»»

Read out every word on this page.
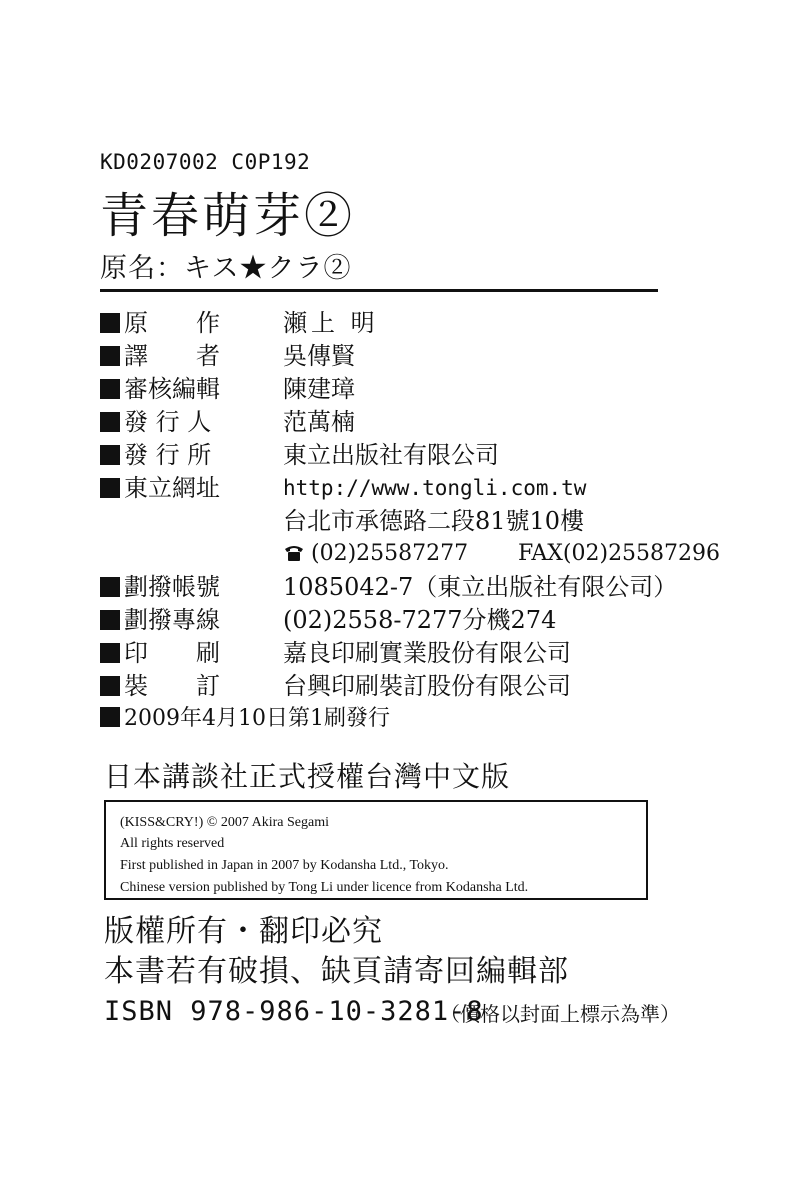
KD0207002 C0P192
青春萌芽②
原名：キス★クラ②
原　　作	瀬上 明
譯　　者	吳傳賢
審核編輯	陳建璋
發 行 人	范萬楠
發 行 所	東立出版社有限公司
東立網址	http://www.tongli.com.tw
台北市承德路二段81號10樓
(02)25587277 FAX(02)25587296
劃撥帳號	1085042-7（東立出版社有限公司）
劃撥專線	(02)2558-7277分機274
印　　刷	嘉良印刷實業股份有限公司
裝　　訂	台興印刷裝訂股份有限公司
2009年4月10日第1刷發行
日本講談社正式授權台灣中文版
(KISS&CRY!) © 2007 Akira Segami
All rights reserved
First published in Japan in 2007 by Kodansha Ltd., Tokyo.
Chinese version published by Tong Li under licence from Kodansha Ltd.
版權所有・翻印必究
本書若有破損、缺頁請寄回編輯部
ISBN 978-986-10-3281-8
（價格以封面上標示為準）
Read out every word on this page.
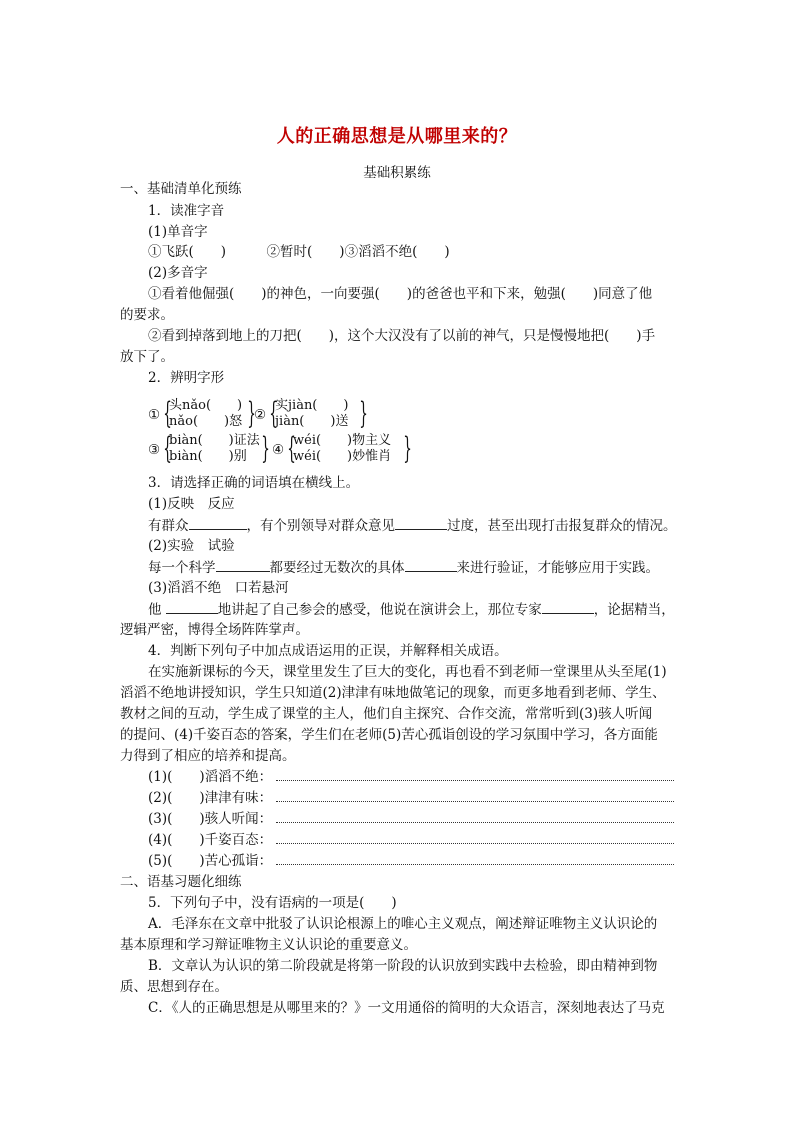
人的正确思想是从哪里来的？
基础积累练
一、基础清单化预练
1．读准字音
(1)单音字
①飞跃(　　)　　　②暂时(　　)③滔滔不绝(　　)
(2)多音字
①看着他倔强(　　)的神色，一向要强(　　)的爸爸也平和下来，勉强(　　)同意了他
的要求。
②看到掉落到地上的刀把(　　)，这个大汉没有了以前的神气，只是慢慢地把(　　)手
放下了。
2．辨明字形
① {
头nǎo(　　)
nǎo(　　)怒 }
② {
实jiàn(　　)
jiàn(　　)送 }
③ {
biàn(　　)证法
biàn(　　)别 } ④ {
wéi(　　)物主义
wéi(　　)妙惟肖 }
3．请选择正确的词语填在横线上。
(1)反映　反应
有群众	，有个别领导对群众意见	过度，甚至出现打击报复群众的情况。
(2)实验　试验
每一个科学	都要经过无数次的具体	来进行验证，才能够应用于实践。
(3)滔滔不绝　口若悬河
他	地讲起了自己参会的感受，他说在演讲会上，那位专家	，论据精当，
逻辑严密，博得全场阵阵掌声。
4．判断下列句子中加点成语运用的正误，并解释相关成语。
在实施新课标的今天，课堂里发生了巨大的变化，再也看不到老师一堂课里从头至尾(1)
滔滔不绝地讲授知识，学生只知道(2)津津有味地做笔记的现象，而更多地看到老师、学生、
教材之间的互动，学生成了课堂的主人，他们自主探究、合作交流，常常听到(3)骇人听闻
的提问、(4)千姿百态的答案，学生们在老师(5)苦心孤诣创设的学习氛围中学习，各方面能
力得到了相应的培养和提高。
(1)(　　)滔滔不绝：
(2)(　　)津津有味：
(3)(　　)骇人听闻：
(4)(　　)千姿百态：
(5)(　　)苦心孤诣：
二、语基习题化细练
5．下列句子中，没有语病的一项是(　　)
A．毛泽东在文章中批驳了认识论根源上的唯心主义观点，阐述辩证唯物主义认识论的
基本原理和学习辩证唯物主义认识论的重要意义。
B．文章认为认识的第二阶段就是将第一阶段的认识放到实践中去检验，即由精神到物
质、思想到存在。
C．《人的正确思想是从哪里来的？》一文用通俗的简明的大众语言，深刻地表达了马克
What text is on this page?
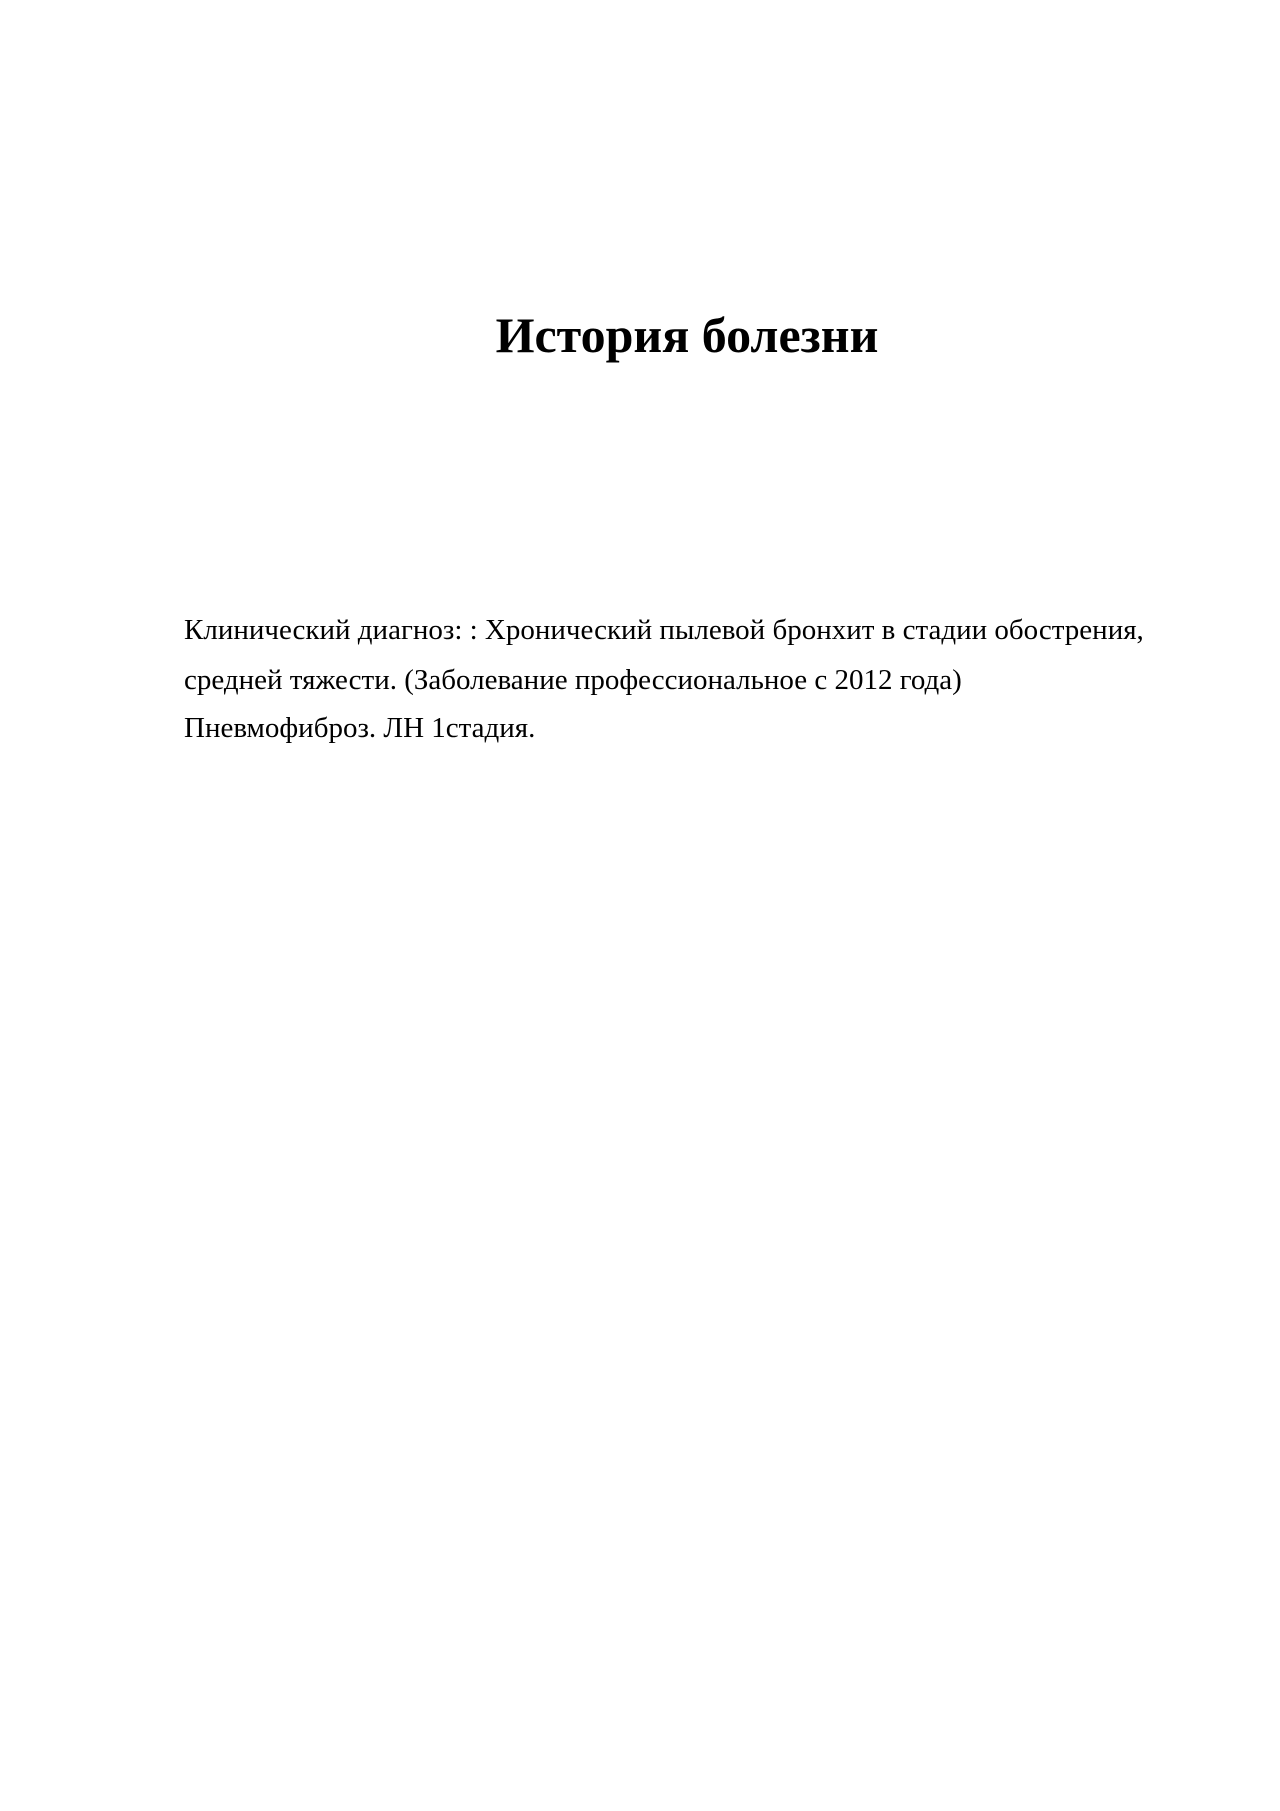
История болезни

Клинический диагноз: : Хронический пылевой бронхит в стадии обострения,
средней тяжести. (Заболевание профессиональное с 2012 года)
Пневмофиброз. ЛН 1стадия.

««

→ What you need to do
Emit the lines from the line containing "What text is on this page?" to the final line of the material, inclusive, exactly as written; pictures are excluded.

→ Written solution
What text is on this page?
История болезни

Клинический диагноз: : Хронический пылевой бронхит в стадии обострения,
средней тяжести. (Заболевание профессиональное с 2012 года)
Пневмофиброз. ЛН 1стадия.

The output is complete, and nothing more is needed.